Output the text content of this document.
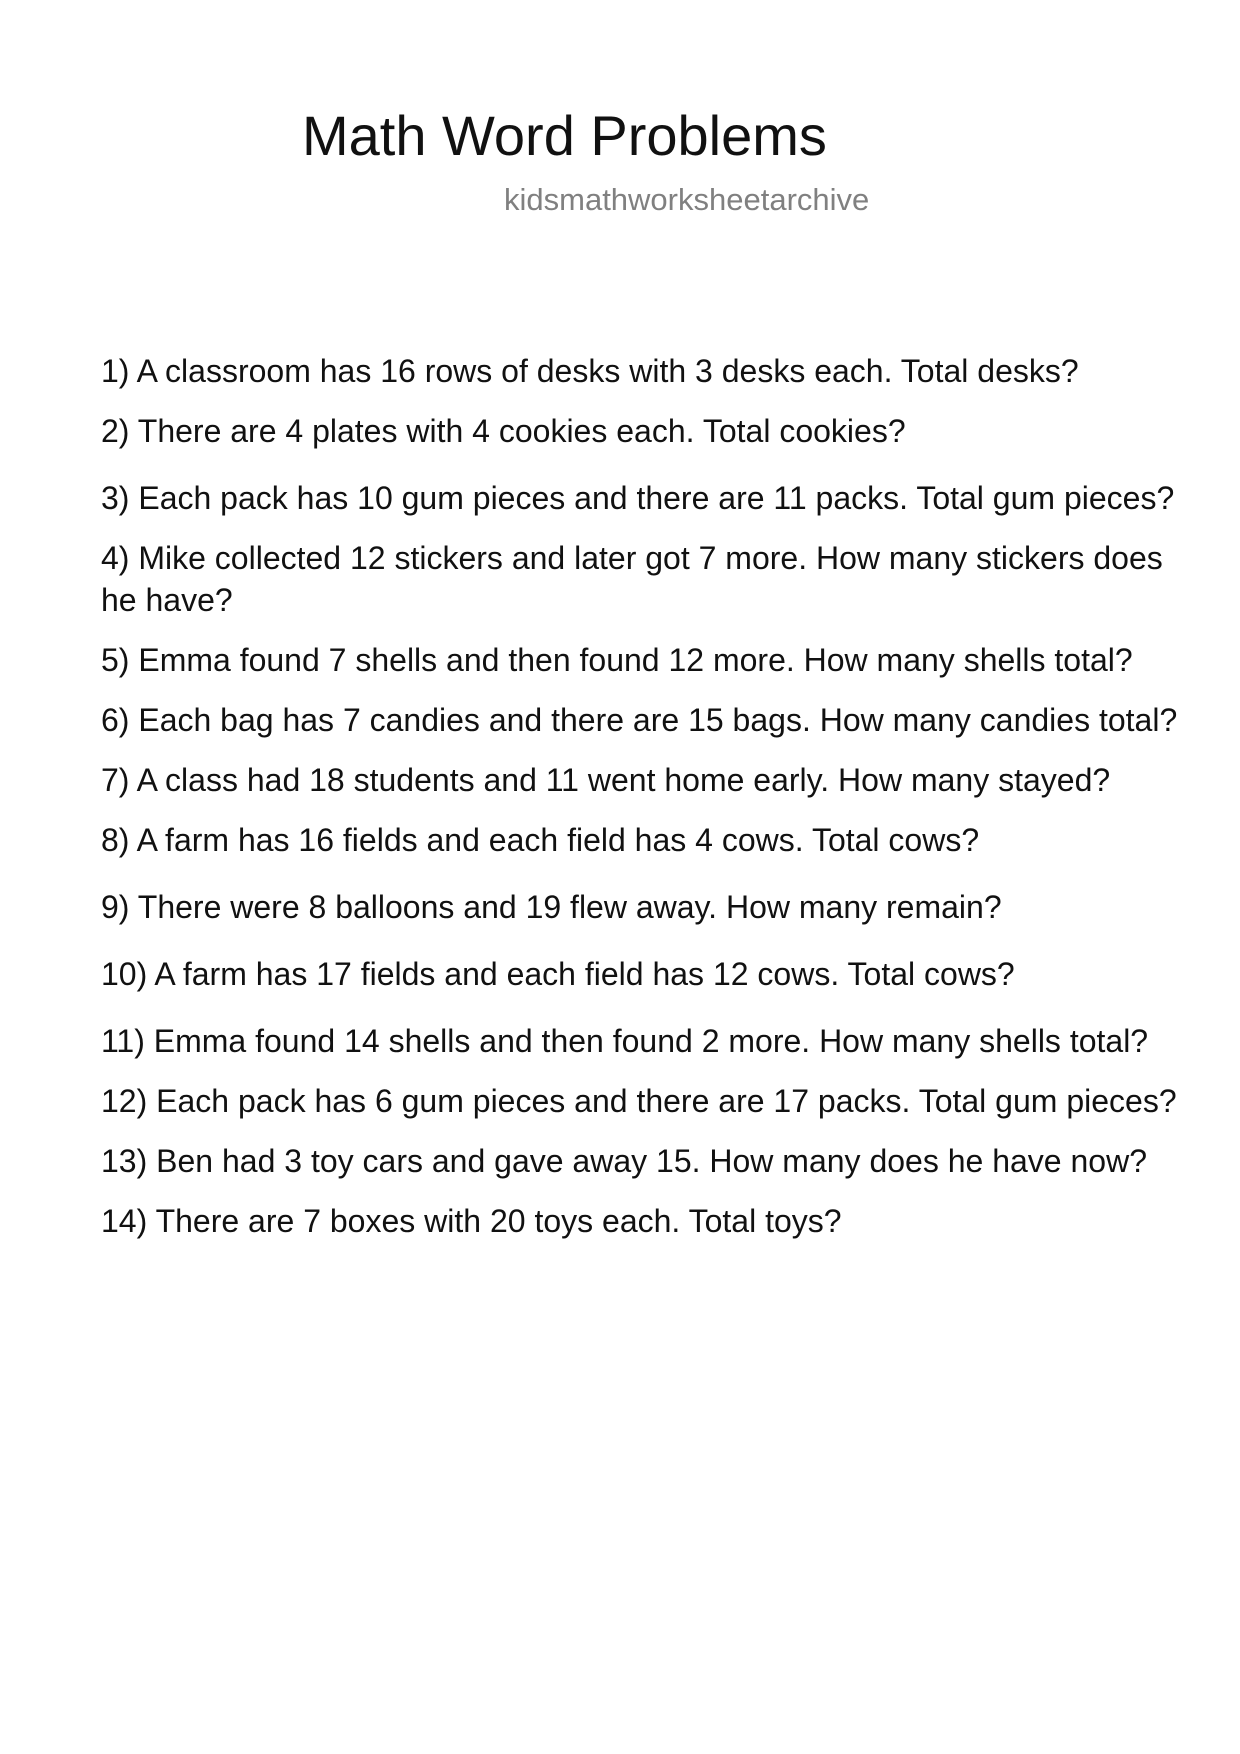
Math Word Problems
kidsmathworksheetarchive
1) A classroom has 16 rows of desks with 3 desks each. Total desks?
2) There are 4 plates with 4 cookies each. Total cookies?
3) Each pack has 10 gum pieces and there are 11 packs. Total gum pieces?
4) Mike collected 12 stickers and later got 7 more. How many stickers does he have?
5) Emma found 7 shells and then found 12 more. How many shells total?
6) Each bag has 7 candies and there are 15 bags. How many candies total?
7) A class had 18 students and 11 went home early. How many stayed?
8) A farm has 16 fields and each field has 4 cows. Total cows?
9) There were 8 balloons and 19 flew away. How many remain?
10) A farm has 17 fields and each field has 12 cows. Total cows?
11) Emma found 14 shells and then found 2 more. How many shells total?
12) Each pack has 6 gum pieces and there are 17 packs. Total gum pieces?
13) Ben had 3 toy cars and gave away 15. How many does he have now?
14) There are 7 boxes with 20 toys each. Total toys?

> _GOAL_
Copy out all the data exactly; skip the pictures.

> _ANSWER TO THE EXERCISE_
Output the text content of this document.
Math Word Problems
kidsmathworksheetarchive
1) A classroom has 16 rows of desks with 3 desks each. Total desks?
2) There are 4 plates with 4 cookies each. Total cookies?
3) Each pack has 10 gum pieces and there are 11 packs. Total gum pieces?
4) Mike collected 12 stickers and later got 7 more. How many stickers does he have?
5) Emma found 7 shells and then found 12 more. How many shells total?
6) Each bag has 7 candies and there are 15 bags. How many candies total?
7) A class had 18 students and 11 went home early. How many stayed?
8) A farm has 16 fields and each field has 4 cows. Total cows?
9) There were 8 balloons and 19 flew away. How many remain?
10) A farm has 17 fields and each field has 12 cows. Total cows?
11) Emma found 14 shells and then found 2 more. How many shells total?
12) Each pack has 6 gum pieces and there are 17 packs. Total gum pieces?
13) Ben had 3 toy cars and gave away 15. How many does he have now?
14) There are 7 boxes with 20 toys each. Total toys?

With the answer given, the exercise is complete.